▶ Short exercise:
Only a number is wanted: how many lines in the listing contain the word "title"?

▶ Records for processing:

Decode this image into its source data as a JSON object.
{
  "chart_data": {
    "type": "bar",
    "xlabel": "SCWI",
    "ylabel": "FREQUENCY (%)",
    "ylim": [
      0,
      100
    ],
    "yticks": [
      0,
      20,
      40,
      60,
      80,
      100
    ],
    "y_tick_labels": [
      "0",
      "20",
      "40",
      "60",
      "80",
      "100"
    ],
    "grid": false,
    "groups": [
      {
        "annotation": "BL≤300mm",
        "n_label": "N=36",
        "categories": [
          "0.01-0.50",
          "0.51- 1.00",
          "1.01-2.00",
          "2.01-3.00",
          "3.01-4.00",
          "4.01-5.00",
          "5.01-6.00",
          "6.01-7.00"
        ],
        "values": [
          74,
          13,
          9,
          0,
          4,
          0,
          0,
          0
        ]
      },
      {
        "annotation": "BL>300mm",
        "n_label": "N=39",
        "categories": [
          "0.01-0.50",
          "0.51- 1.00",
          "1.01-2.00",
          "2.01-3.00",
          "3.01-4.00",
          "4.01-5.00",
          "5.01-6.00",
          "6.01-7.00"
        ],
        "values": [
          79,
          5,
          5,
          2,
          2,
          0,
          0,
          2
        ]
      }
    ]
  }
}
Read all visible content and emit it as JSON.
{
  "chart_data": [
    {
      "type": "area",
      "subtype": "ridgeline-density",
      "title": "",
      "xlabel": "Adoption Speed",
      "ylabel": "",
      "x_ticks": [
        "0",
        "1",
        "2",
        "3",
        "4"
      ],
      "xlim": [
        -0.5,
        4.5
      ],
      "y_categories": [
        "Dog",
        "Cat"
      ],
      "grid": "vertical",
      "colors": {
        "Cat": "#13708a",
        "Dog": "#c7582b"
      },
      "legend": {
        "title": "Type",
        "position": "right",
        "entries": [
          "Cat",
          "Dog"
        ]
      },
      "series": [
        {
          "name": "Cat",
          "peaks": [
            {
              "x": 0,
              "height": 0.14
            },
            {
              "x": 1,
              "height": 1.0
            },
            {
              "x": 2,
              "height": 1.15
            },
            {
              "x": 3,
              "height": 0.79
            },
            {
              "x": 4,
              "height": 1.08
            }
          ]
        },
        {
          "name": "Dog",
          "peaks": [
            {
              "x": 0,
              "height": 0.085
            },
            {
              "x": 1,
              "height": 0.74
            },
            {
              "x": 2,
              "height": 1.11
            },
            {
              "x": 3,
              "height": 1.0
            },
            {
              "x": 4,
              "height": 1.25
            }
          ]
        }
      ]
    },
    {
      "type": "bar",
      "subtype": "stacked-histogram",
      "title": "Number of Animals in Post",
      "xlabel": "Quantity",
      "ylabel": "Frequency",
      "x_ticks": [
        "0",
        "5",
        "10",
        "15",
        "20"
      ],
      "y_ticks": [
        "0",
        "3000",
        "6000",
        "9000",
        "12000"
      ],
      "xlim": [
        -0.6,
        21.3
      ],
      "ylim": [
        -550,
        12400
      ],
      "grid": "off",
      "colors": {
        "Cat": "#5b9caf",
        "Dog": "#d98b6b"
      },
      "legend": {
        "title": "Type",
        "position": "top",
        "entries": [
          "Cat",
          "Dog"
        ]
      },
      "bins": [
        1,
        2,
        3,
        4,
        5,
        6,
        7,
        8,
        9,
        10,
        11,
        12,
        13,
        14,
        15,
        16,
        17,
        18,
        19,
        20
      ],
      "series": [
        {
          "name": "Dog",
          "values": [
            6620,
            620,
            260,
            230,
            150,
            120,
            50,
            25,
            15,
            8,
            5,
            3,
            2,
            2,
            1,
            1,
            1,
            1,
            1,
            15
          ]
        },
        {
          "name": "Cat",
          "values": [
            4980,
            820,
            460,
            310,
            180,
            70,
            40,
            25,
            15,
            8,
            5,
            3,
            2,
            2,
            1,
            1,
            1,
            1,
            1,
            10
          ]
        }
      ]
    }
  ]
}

▶ Result of this exercise:
4